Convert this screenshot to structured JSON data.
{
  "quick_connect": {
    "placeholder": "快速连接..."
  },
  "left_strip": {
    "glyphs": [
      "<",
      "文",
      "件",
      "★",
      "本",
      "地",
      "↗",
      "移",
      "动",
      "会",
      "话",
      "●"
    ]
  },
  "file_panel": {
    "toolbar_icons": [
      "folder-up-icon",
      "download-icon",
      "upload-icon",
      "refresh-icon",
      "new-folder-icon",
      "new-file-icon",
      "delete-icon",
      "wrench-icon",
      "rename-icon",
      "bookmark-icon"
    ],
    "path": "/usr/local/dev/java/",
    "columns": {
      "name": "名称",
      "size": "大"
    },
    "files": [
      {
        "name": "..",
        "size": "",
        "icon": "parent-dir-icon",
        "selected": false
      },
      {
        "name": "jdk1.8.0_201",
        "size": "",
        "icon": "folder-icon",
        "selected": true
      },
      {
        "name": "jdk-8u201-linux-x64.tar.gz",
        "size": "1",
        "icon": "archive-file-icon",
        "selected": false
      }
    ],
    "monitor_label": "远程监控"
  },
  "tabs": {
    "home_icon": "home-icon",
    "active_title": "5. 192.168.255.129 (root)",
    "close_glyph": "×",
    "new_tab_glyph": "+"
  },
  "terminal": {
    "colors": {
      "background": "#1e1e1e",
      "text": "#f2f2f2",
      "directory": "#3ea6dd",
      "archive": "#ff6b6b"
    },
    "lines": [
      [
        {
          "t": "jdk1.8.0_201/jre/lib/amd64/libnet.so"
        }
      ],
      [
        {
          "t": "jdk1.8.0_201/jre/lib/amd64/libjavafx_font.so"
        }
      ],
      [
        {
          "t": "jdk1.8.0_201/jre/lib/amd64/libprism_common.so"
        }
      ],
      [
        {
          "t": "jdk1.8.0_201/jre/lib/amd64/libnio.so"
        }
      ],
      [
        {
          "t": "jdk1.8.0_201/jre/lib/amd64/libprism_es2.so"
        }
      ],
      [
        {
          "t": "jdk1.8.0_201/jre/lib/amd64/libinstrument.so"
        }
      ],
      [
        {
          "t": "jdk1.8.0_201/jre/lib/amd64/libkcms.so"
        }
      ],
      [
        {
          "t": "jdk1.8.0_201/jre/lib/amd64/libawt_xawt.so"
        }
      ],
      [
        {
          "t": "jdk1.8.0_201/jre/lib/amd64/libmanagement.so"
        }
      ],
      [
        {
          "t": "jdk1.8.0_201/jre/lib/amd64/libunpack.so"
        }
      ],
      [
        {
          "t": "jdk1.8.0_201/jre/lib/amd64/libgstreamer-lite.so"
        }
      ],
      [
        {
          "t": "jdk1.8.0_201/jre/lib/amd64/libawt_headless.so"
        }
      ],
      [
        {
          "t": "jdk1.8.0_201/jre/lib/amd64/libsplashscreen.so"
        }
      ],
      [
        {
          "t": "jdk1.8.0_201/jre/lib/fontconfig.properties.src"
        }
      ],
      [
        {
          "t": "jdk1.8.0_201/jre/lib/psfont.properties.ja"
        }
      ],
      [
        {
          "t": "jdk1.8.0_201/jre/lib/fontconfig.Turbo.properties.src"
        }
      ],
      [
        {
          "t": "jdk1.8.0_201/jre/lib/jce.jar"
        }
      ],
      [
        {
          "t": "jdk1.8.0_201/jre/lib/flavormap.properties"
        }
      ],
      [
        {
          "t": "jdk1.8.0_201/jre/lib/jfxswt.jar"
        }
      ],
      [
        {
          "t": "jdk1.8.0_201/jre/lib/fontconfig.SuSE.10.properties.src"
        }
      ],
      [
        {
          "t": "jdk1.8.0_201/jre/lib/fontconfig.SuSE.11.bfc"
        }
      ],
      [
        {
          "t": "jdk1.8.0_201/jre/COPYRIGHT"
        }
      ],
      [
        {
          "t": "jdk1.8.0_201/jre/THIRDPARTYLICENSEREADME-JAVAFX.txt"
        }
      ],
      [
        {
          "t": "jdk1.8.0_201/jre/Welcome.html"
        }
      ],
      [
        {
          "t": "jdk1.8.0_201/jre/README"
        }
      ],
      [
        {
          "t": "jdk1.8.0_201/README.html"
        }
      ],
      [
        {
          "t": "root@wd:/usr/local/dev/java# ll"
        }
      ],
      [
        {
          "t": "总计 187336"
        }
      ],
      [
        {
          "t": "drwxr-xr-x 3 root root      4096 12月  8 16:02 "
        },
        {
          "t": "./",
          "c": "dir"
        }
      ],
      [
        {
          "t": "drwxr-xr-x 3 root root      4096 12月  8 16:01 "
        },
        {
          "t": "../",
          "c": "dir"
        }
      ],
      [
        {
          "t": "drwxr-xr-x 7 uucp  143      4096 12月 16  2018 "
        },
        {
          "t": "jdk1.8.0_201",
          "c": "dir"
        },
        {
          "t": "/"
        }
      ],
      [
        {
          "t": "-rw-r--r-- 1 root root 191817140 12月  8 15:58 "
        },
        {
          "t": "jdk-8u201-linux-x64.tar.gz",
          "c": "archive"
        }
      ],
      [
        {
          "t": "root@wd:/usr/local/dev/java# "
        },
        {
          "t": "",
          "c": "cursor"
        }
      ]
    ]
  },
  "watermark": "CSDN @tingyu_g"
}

---

Exercise details: Copy every line in the listing above where the string "folder" turns up.

Full solution:
      "folder-up-icon",
      "new-folder-icon",
        "icon": "folder-icon",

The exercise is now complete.